• [Source data]:
/---
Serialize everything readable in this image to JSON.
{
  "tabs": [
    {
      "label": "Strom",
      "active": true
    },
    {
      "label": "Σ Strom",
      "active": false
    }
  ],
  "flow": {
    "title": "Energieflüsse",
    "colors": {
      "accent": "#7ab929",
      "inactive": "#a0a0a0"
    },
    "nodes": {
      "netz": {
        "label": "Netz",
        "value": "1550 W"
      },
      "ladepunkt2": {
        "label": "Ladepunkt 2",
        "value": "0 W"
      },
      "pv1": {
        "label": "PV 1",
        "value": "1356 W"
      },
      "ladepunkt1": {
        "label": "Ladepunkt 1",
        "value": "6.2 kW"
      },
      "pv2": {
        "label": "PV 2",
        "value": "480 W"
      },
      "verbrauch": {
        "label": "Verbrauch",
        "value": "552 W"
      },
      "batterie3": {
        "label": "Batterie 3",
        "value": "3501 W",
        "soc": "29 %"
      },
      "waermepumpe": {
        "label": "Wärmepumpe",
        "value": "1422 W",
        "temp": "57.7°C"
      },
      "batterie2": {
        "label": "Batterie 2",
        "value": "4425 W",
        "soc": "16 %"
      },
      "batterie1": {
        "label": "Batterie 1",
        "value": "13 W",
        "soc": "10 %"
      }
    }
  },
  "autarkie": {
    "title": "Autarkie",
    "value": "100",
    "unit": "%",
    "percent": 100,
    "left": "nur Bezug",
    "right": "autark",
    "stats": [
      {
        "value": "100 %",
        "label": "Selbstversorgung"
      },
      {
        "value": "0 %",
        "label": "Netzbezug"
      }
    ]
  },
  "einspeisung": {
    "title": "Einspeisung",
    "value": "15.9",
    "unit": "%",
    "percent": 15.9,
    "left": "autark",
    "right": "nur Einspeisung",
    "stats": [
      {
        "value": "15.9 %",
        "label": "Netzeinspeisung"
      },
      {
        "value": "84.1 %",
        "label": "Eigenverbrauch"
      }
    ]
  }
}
\---
• [Instruction]:
Reproduce the material above, every line of it, exactly.

• [Exercise result]:
Serialize everything readable in this image to JSON.
{
  "tabs": [
    {
      "label": "Strom",
      "active": true
    },
    {
      "label": "Σ Strom",
      "active": false
    }
  ],
  "flow": {
    "title": "Energieflüsse",
    "colors": {
      "accent": "#7ab929",
      "inactive": "#a0a0a0"
    },
    "nodes": {
      "netz": {
        "label": "Netz",
        "value": "1550 W"
      },
      "ladepunkt2": {
        "label": "Ladepunkt 2",
        "value": "0 W"
      },
      "pv1": {
        "label": "PV 1",
        "value": "1356 W"
      },
      "ladepunkt1": {
        "label": "Ladepunkt 1",
        "value": "6.2 kW"
      },
      "pv2": {
        "label": "PV 2",
        "value": "480 W"
      },
      "verbrauch": {
        "label": "Verbrauch",
        "value": "552 W"
      },
      "batterie3": {
        "label": "Batterie 3",
        "value": "3501 W",
        "soc": "29 %"
      },
      "waermepumpe": {
        "label": "Wärmepumpe",
        "value": "1422 W",
        "temp": "57.7°C"
      },
      "batterie2": {
        "label": "Batterie 2",
        "value": "4425 W",
        "soc": "16 %"
      },
      "batterie1": {
        "label": "Batterie 1",
        "value": "13 W",
        "soc": "10 %"
      }
    }
  },
  "autarkie": {
    "title": "Autarkie",
    "value": "100",
    "unit": "%",
    "percent": 100,
    "left": "nur Bezug",
    "right": "autark",
    "stats": [
      {
        "value": "100 %",
        "label": "Selbstversorgung"
      },
      {
        "value": "0 %",
        "label": "Netzbezug"
      }
    ]
  },
  "einspeisung": {
    "title": "Einspeisung",
    "value": "15.9",
    "unit": "%",
    "percent": 15.9,
    "left": "autark",
    "right": "nur Einspeisung",
    "stats": [
      {
        "value": "15.9 %",
        "label": "Netzeinspeisung"
      },
      {
        "value": "84.1 %",
        "label": "Eigenverbrauch"
      }
    ]
  }
}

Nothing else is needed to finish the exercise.